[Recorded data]
════════════════════
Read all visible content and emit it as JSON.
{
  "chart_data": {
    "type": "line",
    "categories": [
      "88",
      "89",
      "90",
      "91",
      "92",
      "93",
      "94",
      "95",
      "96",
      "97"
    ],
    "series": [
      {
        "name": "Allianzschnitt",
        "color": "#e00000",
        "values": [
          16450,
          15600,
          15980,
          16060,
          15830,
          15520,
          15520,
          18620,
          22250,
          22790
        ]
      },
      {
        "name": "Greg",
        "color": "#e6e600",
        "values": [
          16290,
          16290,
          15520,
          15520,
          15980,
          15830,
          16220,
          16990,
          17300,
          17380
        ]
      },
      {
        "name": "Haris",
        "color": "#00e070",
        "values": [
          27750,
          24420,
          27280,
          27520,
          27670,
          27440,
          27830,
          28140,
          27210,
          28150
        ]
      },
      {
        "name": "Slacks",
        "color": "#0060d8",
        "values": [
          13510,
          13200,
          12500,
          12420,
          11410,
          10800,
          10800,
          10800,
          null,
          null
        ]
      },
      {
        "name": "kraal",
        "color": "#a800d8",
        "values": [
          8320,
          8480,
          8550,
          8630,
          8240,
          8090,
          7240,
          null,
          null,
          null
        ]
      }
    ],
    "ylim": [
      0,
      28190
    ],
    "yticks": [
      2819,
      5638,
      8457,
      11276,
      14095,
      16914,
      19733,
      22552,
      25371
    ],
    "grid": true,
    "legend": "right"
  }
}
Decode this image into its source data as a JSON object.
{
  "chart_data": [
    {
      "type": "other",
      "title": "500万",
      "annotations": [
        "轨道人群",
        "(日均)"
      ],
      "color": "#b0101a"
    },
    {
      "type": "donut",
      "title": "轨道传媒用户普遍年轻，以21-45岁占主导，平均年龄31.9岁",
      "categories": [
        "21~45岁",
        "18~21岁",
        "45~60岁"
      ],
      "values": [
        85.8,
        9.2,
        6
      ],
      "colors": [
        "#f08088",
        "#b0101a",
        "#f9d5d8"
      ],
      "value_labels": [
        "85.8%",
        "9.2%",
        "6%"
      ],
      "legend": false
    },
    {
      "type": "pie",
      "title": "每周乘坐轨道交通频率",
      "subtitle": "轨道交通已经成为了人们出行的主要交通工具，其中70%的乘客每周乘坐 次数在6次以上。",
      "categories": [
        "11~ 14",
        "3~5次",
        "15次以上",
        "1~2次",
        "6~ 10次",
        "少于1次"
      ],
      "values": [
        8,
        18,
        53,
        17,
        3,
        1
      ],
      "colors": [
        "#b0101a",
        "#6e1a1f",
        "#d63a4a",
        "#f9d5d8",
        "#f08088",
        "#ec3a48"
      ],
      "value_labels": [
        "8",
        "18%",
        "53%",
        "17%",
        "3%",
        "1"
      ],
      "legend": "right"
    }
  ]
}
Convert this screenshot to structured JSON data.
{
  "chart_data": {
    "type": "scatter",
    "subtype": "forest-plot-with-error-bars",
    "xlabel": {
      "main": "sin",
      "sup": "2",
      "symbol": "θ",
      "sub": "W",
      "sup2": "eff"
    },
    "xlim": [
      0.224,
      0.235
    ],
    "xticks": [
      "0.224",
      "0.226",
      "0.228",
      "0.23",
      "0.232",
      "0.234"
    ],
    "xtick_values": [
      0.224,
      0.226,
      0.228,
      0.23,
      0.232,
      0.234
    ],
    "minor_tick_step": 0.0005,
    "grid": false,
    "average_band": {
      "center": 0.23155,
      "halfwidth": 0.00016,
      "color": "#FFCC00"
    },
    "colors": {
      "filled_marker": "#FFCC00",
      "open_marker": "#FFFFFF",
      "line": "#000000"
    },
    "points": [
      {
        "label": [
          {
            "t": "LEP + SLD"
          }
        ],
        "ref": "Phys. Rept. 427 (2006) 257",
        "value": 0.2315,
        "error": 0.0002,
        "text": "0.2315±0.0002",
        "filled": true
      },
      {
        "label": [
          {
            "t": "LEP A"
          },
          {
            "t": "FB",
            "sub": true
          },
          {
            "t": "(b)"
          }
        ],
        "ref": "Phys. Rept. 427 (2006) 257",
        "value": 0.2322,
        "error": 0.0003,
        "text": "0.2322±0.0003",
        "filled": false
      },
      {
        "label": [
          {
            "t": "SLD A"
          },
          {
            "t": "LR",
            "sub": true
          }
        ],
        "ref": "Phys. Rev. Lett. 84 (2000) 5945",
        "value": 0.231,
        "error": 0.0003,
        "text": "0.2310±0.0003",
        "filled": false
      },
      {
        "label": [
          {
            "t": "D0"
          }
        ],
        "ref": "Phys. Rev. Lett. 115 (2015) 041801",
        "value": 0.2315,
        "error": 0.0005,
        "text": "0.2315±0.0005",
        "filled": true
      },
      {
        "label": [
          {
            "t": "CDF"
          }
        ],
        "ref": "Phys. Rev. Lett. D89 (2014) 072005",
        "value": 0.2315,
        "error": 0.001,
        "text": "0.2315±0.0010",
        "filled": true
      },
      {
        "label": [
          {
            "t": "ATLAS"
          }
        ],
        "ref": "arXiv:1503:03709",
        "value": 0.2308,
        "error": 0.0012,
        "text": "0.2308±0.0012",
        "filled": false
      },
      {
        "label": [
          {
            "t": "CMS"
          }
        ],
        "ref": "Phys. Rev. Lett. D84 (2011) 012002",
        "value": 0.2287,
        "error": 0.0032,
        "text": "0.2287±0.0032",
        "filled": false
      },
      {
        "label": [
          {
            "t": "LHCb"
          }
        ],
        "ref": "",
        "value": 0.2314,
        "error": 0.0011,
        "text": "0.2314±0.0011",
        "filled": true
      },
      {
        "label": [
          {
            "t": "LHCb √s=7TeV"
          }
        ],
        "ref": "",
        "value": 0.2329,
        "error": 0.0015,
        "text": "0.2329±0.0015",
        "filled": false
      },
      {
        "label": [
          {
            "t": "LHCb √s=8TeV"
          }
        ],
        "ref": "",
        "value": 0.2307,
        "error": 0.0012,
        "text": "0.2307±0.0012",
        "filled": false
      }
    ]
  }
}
════════════════════
### EXERCISE REQUIREMENTS
Find the lines with the string "Lett" and reproduce them.

### THE REPLY
        "ref": "Phys. Rev. Lett. 84 (2000) 5945",
        "ref": "Phys. Rev. Lett. 115 (2015) 041801",
        "ref": "Phys. Rev. Lett. D89 (2014) 072005",
        "ref": "Phys. Rev. Lett. D84 (2011) 012002",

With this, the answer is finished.